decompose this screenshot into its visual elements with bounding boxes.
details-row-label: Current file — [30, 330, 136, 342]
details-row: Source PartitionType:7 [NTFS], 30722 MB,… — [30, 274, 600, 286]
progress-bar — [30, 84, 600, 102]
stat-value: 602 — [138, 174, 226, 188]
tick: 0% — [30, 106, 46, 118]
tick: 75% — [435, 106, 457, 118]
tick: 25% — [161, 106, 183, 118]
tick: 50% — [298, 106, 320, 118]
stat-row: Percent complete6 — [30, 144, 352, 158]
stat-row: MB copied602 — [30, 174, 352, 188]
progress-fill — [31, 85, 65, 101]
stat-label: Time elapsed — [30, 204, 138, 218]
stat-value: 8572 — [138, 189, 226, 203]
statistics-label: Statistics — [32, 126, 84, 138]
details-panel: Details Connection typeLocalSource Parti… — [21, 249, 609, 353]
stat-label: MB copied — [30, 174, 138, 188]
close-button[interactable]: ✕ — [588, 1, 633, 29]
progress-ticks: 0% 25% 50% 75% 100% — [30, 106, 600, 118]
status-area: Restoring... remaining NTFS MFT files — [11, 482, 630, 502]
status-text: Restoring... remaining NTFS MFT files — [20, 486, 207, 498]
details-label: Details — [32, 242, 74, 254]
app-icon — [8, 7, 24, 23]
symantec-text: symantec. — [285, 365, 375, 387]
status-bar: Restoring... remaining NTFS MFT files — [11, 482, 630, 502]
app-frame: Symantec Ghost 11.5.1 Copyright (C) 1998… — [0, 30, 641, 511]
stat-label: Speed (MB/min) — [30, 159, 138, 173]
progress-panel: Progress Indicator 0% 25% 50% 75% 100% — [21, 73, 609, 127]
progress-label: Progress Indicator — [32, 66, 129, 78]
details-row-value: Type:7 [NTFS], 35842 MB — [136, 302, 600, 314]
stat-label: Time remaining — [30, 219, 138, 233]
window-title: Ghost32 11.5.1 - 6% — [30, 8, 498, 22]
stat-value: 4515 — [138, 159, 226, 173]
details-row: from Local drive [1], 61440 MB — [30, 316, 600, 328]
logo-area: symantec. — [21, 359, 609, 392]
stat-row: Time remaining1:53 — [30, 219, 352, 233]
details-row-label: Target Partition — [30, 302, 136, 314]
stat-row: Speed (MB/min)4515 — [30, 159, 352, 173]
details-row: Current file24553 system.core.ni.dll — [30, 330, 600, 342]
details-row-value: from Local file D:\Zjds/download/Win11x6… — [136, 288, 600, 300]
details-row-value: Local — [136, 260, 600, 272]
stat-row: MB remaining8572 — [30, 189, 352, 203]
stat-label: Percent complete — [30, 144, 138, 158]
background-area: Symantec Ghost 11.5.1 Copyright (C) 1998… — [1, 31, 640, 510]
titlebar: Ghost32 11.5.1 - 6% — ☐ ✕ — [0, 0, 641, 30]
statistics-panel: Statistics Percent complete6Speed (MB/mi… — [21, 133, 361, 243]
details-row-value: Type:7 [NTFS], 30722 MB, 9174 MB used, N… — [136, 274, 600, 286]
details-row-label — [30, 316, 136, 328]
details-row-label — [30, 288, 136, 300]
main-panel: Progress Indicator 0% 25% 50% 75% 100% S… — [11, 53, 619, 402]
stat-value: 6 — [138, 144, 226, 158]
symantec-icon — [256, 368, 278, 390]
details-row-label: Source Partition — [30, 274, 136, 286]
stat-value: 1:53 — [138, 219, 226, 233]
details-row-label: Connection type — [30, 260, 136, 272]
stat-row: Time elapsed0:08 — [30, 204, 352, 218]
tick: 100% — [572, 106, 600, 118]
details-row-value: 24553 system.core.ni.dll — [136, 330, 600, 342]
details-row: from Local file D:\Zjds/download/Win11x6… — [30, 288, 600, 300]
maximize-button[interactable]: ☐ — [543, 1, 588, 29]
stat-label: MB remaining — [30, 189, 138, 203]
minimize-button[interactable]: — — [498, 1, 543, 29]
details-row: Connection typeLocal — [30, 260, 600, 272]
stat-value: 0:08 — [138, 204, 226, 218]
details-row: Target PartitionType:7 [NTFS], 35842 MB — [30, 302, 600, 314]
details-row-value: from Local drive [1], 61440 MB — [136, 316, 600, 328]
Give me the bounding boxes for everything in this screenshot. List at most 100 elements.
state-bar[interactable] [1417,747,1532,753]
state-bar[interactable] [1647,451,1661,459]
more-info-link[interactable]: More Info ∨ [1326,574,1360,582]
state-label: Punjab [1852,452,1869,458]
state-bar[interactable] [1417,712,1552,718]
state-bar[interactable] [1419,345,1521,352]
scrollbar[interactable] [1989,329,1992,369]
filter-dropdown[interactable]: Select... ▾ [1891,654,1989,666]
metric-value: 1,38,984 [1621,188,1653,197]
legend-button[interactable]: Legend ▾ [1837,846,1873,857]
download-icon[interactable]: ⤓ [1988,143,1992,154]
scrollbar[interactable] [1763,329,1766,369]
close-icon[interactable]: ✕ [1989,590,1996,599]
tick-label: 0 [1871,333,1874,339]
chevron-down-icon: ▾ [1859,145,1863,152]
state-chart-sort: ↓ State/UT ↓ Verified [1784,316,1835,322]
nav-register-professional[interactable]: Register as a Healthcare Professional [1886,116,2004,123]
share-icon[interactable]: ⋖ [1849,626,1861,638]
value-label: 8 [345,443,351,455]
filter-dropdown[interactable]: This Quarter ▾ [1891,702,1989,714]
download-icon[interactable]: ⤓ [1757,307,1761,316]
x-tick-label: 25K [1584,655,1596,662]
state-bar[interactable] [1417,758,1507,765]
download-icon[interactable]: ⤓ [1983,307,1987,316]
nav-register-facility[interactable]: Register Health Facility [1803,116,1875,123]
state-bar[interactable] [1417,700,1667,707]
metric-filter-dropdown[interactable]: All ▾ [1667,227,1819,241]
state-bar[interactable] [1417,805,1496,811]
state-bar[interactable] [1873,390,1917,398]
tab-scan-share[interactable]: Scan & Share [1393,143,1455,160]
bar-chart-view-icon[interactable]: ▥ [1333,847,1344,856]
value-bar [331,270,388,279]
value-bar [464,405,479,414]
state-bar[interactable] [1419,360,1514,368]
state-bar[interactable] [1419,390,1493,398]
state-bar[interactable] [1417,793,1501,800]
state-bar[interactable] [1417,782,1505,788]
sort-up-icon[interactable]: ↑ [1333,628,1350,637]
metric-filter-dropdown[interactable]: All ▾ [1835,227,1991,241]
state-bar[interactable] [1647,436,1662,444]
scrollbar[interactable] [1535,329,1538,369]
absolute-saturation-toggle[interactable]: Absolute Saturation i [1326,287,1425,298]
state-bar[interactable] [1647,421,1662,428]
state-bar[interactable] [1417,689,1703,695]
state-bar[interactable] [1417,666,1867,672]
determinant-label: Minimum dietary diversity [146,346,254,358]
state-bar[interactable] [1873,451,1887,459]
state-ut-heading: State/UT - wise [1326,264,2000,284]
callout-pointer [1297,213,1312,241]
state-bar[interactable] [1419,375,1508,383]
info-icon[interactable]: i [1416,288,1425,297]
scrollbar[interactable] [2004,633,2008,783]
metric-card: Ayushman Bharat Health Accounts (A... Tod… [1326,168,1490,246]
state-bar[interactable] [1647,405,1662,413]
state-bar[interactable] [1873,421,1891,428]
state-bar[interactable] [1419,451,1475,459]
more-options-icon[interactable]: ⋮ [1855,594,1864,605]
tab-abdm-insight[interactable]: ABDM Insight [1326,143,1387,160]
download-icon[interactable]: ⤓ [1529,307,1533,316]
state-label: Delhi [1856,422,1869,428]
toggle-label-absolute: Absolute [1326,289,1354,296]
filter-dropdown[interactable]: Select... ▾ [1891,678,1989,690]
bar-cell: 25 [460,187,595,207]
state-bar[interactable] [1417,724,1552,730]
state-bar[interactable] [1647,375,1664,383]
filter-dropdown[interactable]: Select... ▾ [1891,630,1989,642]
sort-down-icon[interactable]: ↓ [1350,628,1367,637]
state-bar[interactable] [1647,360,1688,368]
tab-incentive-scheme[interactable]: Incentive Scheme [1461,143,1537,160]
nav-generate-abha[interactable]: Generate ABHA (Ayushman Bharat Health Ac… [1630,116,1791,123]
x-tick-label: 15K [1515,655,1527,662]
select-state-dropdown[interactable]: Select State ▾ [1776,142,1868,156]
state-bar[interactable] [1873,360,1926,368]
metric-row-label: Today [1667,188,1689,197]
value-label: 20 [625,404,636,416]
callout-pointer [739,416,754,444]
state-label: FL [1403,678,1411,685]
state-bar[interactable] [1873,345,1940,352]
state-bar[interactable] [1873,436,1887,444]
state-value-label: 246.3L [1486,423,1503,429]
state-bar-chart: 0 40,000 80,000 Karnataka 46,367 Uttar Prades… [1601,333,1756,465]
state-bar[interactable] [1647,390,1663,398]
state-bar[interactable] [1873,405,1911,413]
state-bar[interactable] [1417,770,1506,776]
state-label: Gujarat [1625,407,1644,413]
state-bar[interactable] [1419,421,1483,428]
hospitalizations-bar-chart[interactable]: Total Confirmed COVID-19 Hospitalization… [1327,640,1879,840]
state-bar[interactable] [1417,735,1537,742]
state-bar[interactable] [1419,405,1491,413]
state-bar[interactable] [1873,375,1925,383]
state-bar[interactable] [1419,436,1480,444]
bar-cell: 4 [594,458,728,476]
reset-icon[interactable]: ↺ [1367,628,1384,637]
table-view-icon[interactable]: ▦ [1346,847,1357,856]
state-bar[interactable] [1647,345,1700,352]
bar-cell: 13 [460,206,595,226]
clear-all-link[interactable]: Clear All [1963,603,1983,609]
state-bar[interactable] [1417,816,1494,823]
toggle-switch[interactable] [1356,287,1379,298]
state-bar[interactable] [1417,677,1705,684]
===============
§ **Given task**
Update everything from the start of the records down to the line containing "progress-fill — [31, 85, 65, 101]", replacing "tick" with "marker" and keeping all else unchanged.

§ **Output for this task**
decompose this screenshot into its visual elements with bounding boxes.
details-row-label: Current file — [30, 330, 136, 342]
details-row: Source PartitionType:7 [NTFS], 30722 MB,… — [30, 274, 600, 286]
progress-bar — [30, 84, 600, 102]
stat-value: 602 — [138, 174, 226, 188]
marker: 0% — [30, 106, 46, 118]
marker: 75% — [435, 106, 457, 118]
marker: 25% — [161, 106, 183, 118]
marker: 50% — [298, 106, 320, 118]
stat-row: Percent complete6 — [30, 144, 352, 158]
stat-row: MB copied602 — [30, 174, 352, 188]
progress-fill — [31, 85, 65, 101]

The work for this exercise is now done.